++++ Data supplied ++++
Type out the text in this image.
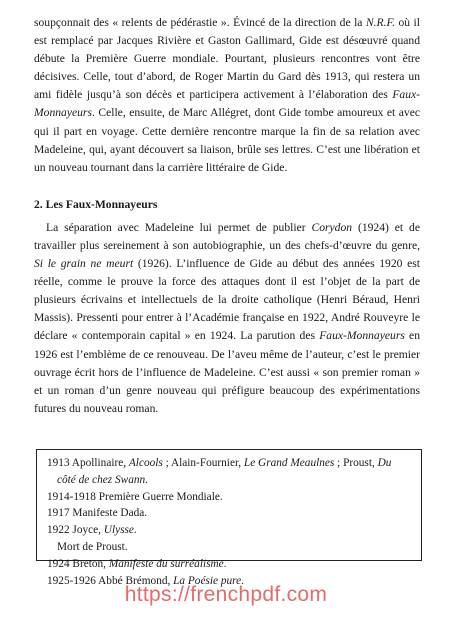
soupçonnait des « relents de pédérastie ». Évincé de la direction de la N.R.F. où il est remplacé par Jacques Rivière et Gaston Gallimard, Gide est désœuvré quand débute la Première Guerre mondiale. Pourtant, plusieurs rencontres vont être décisives. Celle, tout d’abord, de Roger Martin du Gard dès 1913, qui restera un ami fidèle jusqu’à son décès et participera activement à l’élaboration des Faux-Monnayeurs. Celle, ensuite, de Marc Allégret, dont Gide tombe amoureux et avec qui il part en voyage. Cette dernière rencontre marque la fin de sa relation avec Madeleine, qui, ayant découvert sa liaison, brûle ses lettres. C’est une libération et un nouveau tournant dans la carrière littéraire de Gide.

2. Les Faux-Monnayeurs

La séparation avec Madeleine lui permet de publier Corydon (1924) et de travailler plus sereinement à son autobiographie, un des chefs-d’œuvre du genre, Si le grain ne meurt (1926). L’influence de Gide au début des années 1920 est réelle, comme le prouve la force des attaques dont il est l’objet de la part de plusieurs écrivains et intellectuels de la droite catholique (Henri Béraud, Henri Massis). Pressenti pour entrer à l’Académie française en 1922, André Rouveyre le déclare « contemporain capital » en 1924. La parution des Faux-Monnayeurs en 1926 est l’emblème de ce renouveau. De l’aveu même de l’auteur, c’est le premier ouvrage écrit hors de l’influence de Madeleine. C’est aussi « son premier roman » et un roman d’un genre nouveau qui préfigure beaucoup des expérimentations futures du nouveau roman.

1913 Apollinaire, Alcools ; Alain-Fournier, Le Grand Meaulnes ; Proust, Du
côté de chez Swann.
1914-1918 Première Guerre Mondiale.
1917 Manifeste Dada.
1922 Joyce, Ulysse.
Mort de Proust.
1924 Breton, Manifeste du surréalisme.
1925-1926 Abbé Brémond, La Poésie pure.
https://frenchpdf.com
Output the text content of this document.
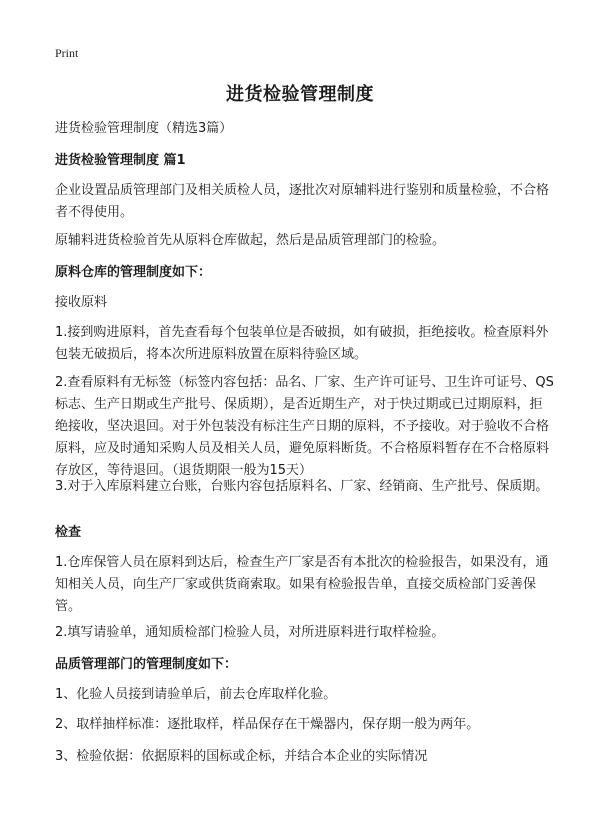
Print
进货检验管理制度

进货检验管理制度（精选3篇）

进货检验管理制度 篇1

企业设置品质管理部门及相关质检人员，逐批次对原辅料进行鉴别和质量检验，不合格者不得使用。

原辅料进货检验首先从原料仓库做起，然后是品质管理部门的检验。

原料仓库的管理制度如下：

接收原料

1.接到购进原料，首先查看每个包装单位是否破损，如有破损，拒绝接收。检查原料外包装无破损后，将本次所进原料放置在原料待验区域。

2.查看原料有无标签（标签内容包括：品名、厂家、生产许可证号、卫生许可证号、QS标志、生产日期或生产批号、保质期），是否近期生产，对于快过期或已过期原料，拒绝接收，坚决退回。对于外包装没有标注生产日期的原料，不予接收。对于验收不合格原料，应及时通知采购人员及相关人员，避免原料断货。不合格原料暂存在不合格原料存放区，等待退回。（退货期限一般为15天）

3.对于入库原料建立台账，台账内容包括原料名、厂家、经销商、生产批号、保质期。

检查

1.仓库保管人员在原料到达后，检查生产厂家是否有本批次的检验报告，如果没有，通知相关人员，向生产厂家或供货商索取。如果有检验报告单，直接交质检部门妥善保管。

2.填写请验单，通知质检部门检验人员，对所进原料进行取样检验。

品质管理部门的管理制度如下：

1、化验人员接到请验单后，前去仓库取样化验。

2、取样抽样标准：逐批取样，样品保存在干燥器内，保存期一般为两年。

3、检验依据：依据原料的国标或企标，并结合本企业的实际情况
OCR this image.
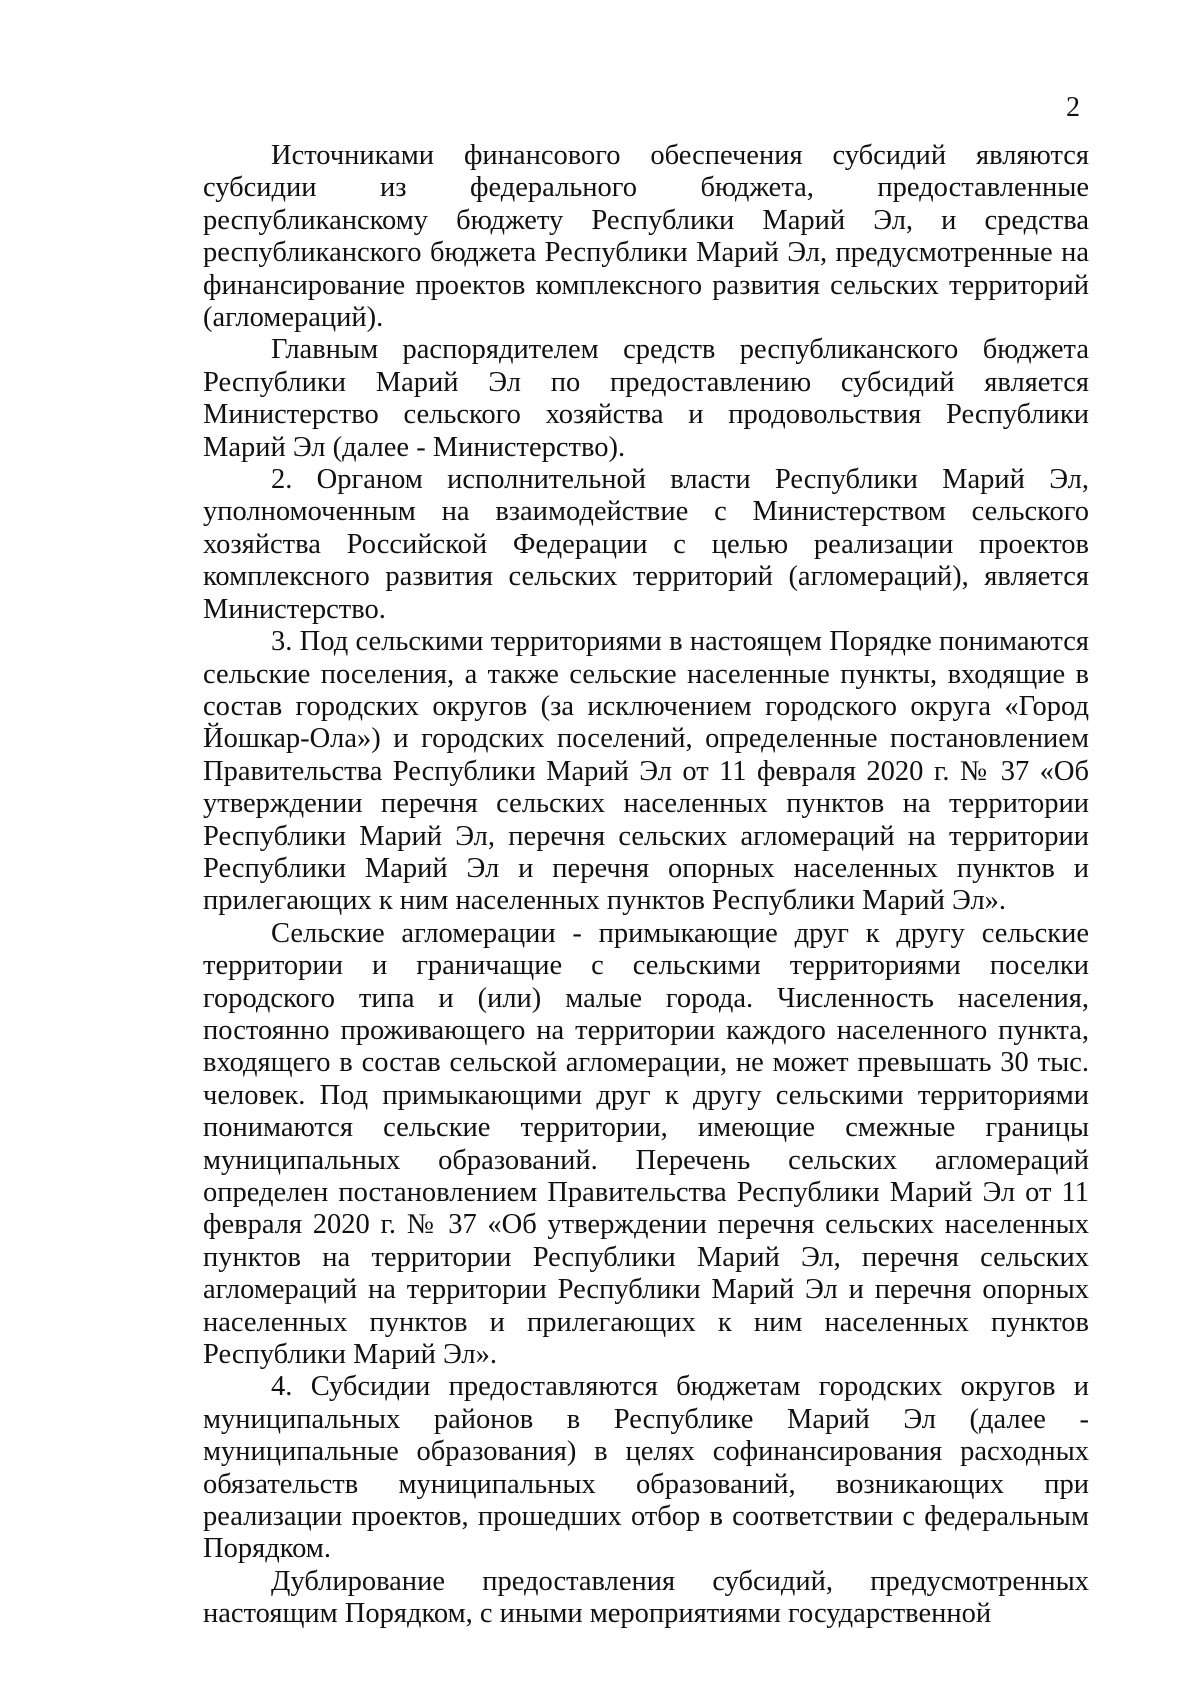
2

Источниками финансового обеспечения субсидий являются субсидии из федерального бюджета, предоставленные республиканскому бюджету Республики Марий Эл, и средства республиканского бюджета Республики Марий Эл, предусмотренные на финансирование проектов комплексного развития сельских территорий (агломераций).

Главным распорядителем средств республиканского бюджета Республики Марий Эл по предоставлению субсидий является Министерство сельского хозяйства и продовольствия Республики Марий Эл (далее - Министерство).

2. Органом исполнительной власти Республики Марий Эл, уполномоченным на взаимодействие с Министерством сельского хозяйства Российской Федерации с целью реализации проектов комплексного развития сельских территорий (агломераций), является Министерство.

3. Под сельскими территориями в настоящем Порядке понимаются сельские поселения, а также сельские населенные пункты, входящие в состав городских округов (за исключением городского округа «Город Йошкар-Ола») и городских поселений, определенные постановлением Правительства Республики Марий Эл от 11 февраля 2020 г. № 37 «Об утверждении перечня сельских населенных пунктов на территории Республики Марий Эл, перечня сельских агломераций на территории Республики Марий Эл и перечня опорных населенных пунктов и прилегающих к ним населенных пунктов Республики Марий Эл».

Сельские агломерации - примыкающие друг к другу сельские территории и граничащие с сельскими территориями поселки городского типа и (или) малые города. Численность населения, постоянно проживающего на территории каждого населенного пункта, входящего в состав сельской агломерации, не может превышать 30 тыс. человек. Под примыкающими друг к другу сельскими территориями понимаются сельские территории, имеющие смежные границы муниципальных образований. Перечень сельских агломераций определен постановлением Правительства Республики Марий Эл от 11 февраля 2020 г. № 37 «Об утверждении перечня сельских населенных пунктов на территории Республики Марий Эл, перечня сельских агломераций на территории Республики Марий Эл и перечня опорных населенных пунктов и прилегающих к ним населенных пунктов Республики Марий Эл».

4. Субсидии предоставляются бюджетам городских округов и муниципальных районов в Республике Марий Эл (далее - муниципальные образования) в целях софинансирования расходных обязательств муниципальных образований, возникающих при реализации проектов, прошедших отбор в соответствии с федеральным Порядком.

Дублирование предоставления субсидий, предусмотренных настоящим Порядком, с иными мероприятиями государственной
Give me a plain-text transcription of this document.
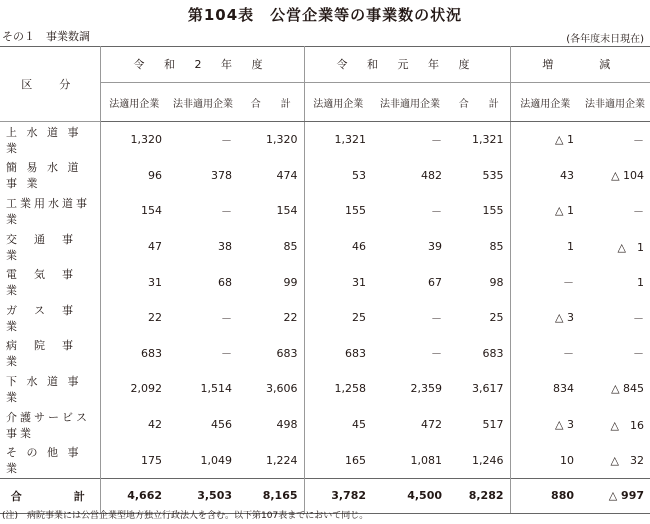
第104表　公営企業等の事業数の状況
その１　事業数調	(各年度末日現在)
区　分	令 和 2 年 度			令 和 元 年 度			増　　減	
	法適用企業	法非適用企業	合　　計	法適用企業	法非適用企業	合　　計	法適用企業	法非適用企業
上 水 道 事 業	1,320	－	1,320	1,321	－	1,321	△ 1	－
簡 易 水 道 事 業	96	378	474	53	482	535	43	△ 104
工業用水道事業	154	－	154	155	－	155	△ 1	－
交　通　事　業	47	38	85	46	39	85	1	△　1
電　気　事　業	31	68	99	31	67	98	－	1
ガ　ス　事　業	22	－	22	25	－	25	△ 3	－
病　院　事　業	683	－	683	683	－	683	－	－
下 水 道 事 業	2,092	1,514	3,606	1,258	2,359	3,617	834	△ 845
介護サービス事業	42	456	498	45	472	517	△ 3	△　16
そ の 他 事 業	175	1,049	1,224	165	1,081	1,246	10	△　32
合　　計	4,662	3,503	8,165	3,782	4,500	8,282	880	△ 997
(注)　病院事業には公営企業型地方独立行政法人を含む。以下第107表までにおいて同じ。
++++
Work required
For the string "Proust", count the lines of the entries above that include it; answer with the number only.

Response to this exercise
2